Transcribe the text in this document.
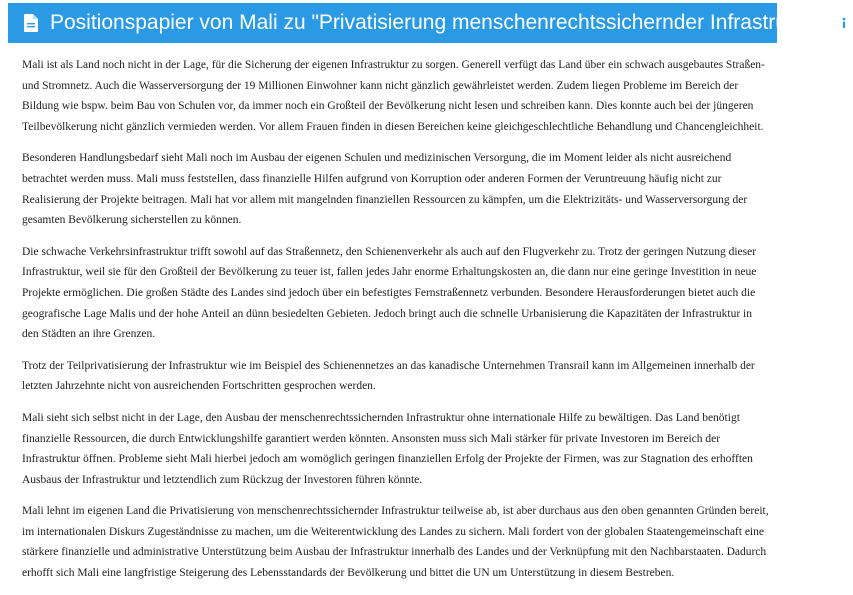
Positionspapier von Mali zu "Privatisierung menschenrechtssichernder Infrastruktur"

Mali ist als Land noch nicht in der Lage, für die Sicherung der eigenen Infrastruktur zu sorgen. Generell verfügt das Land über ein schwach ausgebautes Straßen- und Stromnetz. Auch die Wasserversorgung der 19 Millionen Einwohner kann nicht gänzlich gewährleistet werden. Zudem liegen Probleme im Bereich der Bildung wie bspw. beim Bau von Schulen vor, da immer noch ein Großteil der Bevölkerung nicht lesen und schreiben kann. Dies konnte auch bei der jüngeren Teilbevölkerung nicht gänzlich vermieden werden. Vor allem Frauen finden in diesen Bereichen keine gleichgeschlechtliche Behandlung und Chancengleichheit.

Besonderen Handlungsbedarf sieht Mali noch im Ausbau der eigenen Schulen und medizinischen Versorgung, die im Moment leider als nicht ausreichend betrachtet werden muss. Mali muss feststellen, dass finanzielle Hilfen aufgrund von Korruption oder anderen Formen der Veruntreuung häufig nicht zur Realisierung der Projekte beitragen. Mali hat vor allem mit mangelnden finanziellen Ressourcen zu kämpfen, um die Elektrizitäts- und Wasserversorgung der gesamten Bevölkerung sicherstellen zu können.

Die schwache Verkehrsinfrastruktur trifft sowohl auf das Straßennetz, den Schienenverkehr als auch auf den Flugverkehr zu. Trotz der geringen Nutzung dieser Infrastruktur, weil sie für den Großteil der Bevölkerung zu teuer ist, fallen jedes Jahr enorme Erhaltungskosten an, die dann nur eine geringe Investition in neue Projekte ermöglichen. Die großen Städte des Landes sind jedoch über ein befestigtes Fernstraßennetz verbunden. Besondere Herausforderungen bietet auch die geografische Lage Malis und der hohe Anteil an dünn besiedelten Gebieten. Jedoch bringt auch die schnelle Urbanisierung die Kapazitäten der Infrastruktur in den Städten an ihre Grenzen.

Trotz der Teilprivatisierung der Infrastruktur wie im Beispiel des Schienennetzes an das kanadische Unternehmen Transrail kann im Allgemeinen innerhalb der letzten Jahrzehnte nicht von ausreichenden Fortschritten gesprochen werden.

Mali sieht sich selbst nicht in der Lage, den Ausbau der menschenrechtssichernden Infrastruktur ohne internationale Hilfe zu bewältigen. Das Land benötigt finanzielle Ressourcen, die durch Entwicklungshilfe garantiert werden könnten. Ansonsten muss sich Mali stärker für private Investoren im Bereich der Infrastruktur öffnen. Probleme sieht Mali hierbei jedoch am womöglich geringen finanziellen Erfolg der Projekte der Firmen, was zur Stagnation des erhofften Ausbaus der Infrastruktur und letztendlich zum Rückzug der Investoren führen könnte.

Mali lehnt im eigenen Land die Privatisierung von menschenrechtssichernder Infrastruktur teilweise ab, ist aber durchaus aus den oben genannten Gründen bereit, im internationalen Diskurs Zugeständnisse zu machen, um die Weiterentwicklung des Landes zu sichern. Mali fordert von der globalen Staatengemeinschaft eine stärkere finanzielle und administrative Unterstützung beim Ausbau der Infrastruktur innerhalb des Landes und der Verknüpfung mit den Nachbarstaaten. Dadurch erhofft sich Mali eine langfristige Steigerung des Lebensstandards der Bevölkerung und bittet die UN um Unterstützung in diesem Bestreben.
_ _ _ _ _
**Your goal**
Print every entry exactly as written, without the pictures.

**Correct result**
Transcribe the text in this document.
Positionspapier von Mali zu "Privatisierung menschenrechtssichernder Infrastruktur"

Mali ist als Land noch nicht in der Lage, für die Sicherung der eigenen Infrastruktur zu sorgen. Generell verfügt das Land über ein schwach ausgebautes Straßen- und Stromnetz. Auch die Wasserversorgung der 19 Millionen Einwohner kann nicht gänzlich gewährleistet werden. Zudem liegen Probleme im Bereich der Bildung wie bspw. beim Bau von Schulen vor, da immer noch ein Großteil der Bevölkerung nicht lesen und schreiben kann. Dies konnte auch bei der jüngeren Teilbevölkerung nicht gänzlich vermieden werden. Vor allem Frauen finden in diesen Bereichen keine gleichgeschlechtliche Behandlung und Chancengleichheit.

Besonderen Handlungsbedarf sieht Mali noch im Ausbau der eigenen Schulen und medizinischen Versorgung, die im Moment leider als nicht ausreichend betrachtet werden muss. Mali muss feststellen, dass finanzielle Hilfen aufgrund von Korruption oder anderen Formen der Veruntreuung häufig nicht zur Realisierung der Projekte beitragen. Mali hat vor allem mit mangelnden finanziellen Ressourcen zu kämpfen, um die Elektrizitäts- und Wasserversorgung der gesamten Bevölkerung sicherstellen zu können.

Die schwache Verkehrsinfrastruktur trifft sowohl auf das Straßennetz, den Schienenverkehr als auch auf den Flugverkehr zu. Trotz der geringen Nutzung dieser Infrastruktur, weil sie für den Großteil der Bevölkerung zu teuer ist, fallen jedes Jahr enorme Erhaltungskosten an, die dann nur eine geringe Investition in neue Projekte ermöglichen. Die großen Städte des Landes sind jedoch über ein befestigtes Fernstraßennetz verbunden. Besondere Herausforderungen bietet auch die geografische Lage Malis und der hohe Anteil an dünn besiedelten Gebieten. Jedoch bringt auch die schnelle Urbanisierung die Kapazitäten der Infrastruktur in den Städten an ihre Grenzen.

Trotz der Teilprivatisierung der Infrastruktur wie im Beispiel des Schienennetzes an das kanadische Unternehmen Transrail kann im Allgemeinen innerhalb der letzten Jahrzehnte nicht von ausreichenden Fortschritten gesprochen werden.

Mali sieht sich selbst nicht in der Lage, den Ausbau der menschenrechtssichernden Infrastruktur ohne internationale Hilfe zu bewältigen. Das Land benötigt finanzielle Ressourcen, die durch Entwicklungshilfe garantiert werden könnten. Ansonsten muss sich Mali stärker für private Investoren im Bereich der Infrastruktur öffnen. Probleme sieht Mali hierbei jedoch am womöglich geringen finanziellen Erfolg der Projekte der Firmen, was zur Stagnation des erhofften Ausbaus der Infrastruktur und letztendlich zum Rückzug der Investoren führen könnte.

Mali lehnt im eigenen Land die Privatisierung von menschenrechtssichernder Infrastruktur teilweise ab, ist aber durchaus aus den oben genannten Gründen bereit, im internationalen Diskurs Zugeständnisse zu machen, um die Weiterentwicklung des Landes zu sichern. Mali fordert von der globalen Staatengemeinschaft eine stärkere finanzielle und administrative Unterstützung beim Ausbau der Infrastruktur innerhalb des Landes und der Verknüpfung mit den Nachbarstaaten. Dadurch erhofft sich Mali eine langfristige Steigerung des Lebensstandards der Bevölkerung und bittet die UN um Unterstützung in diesem Bestreben.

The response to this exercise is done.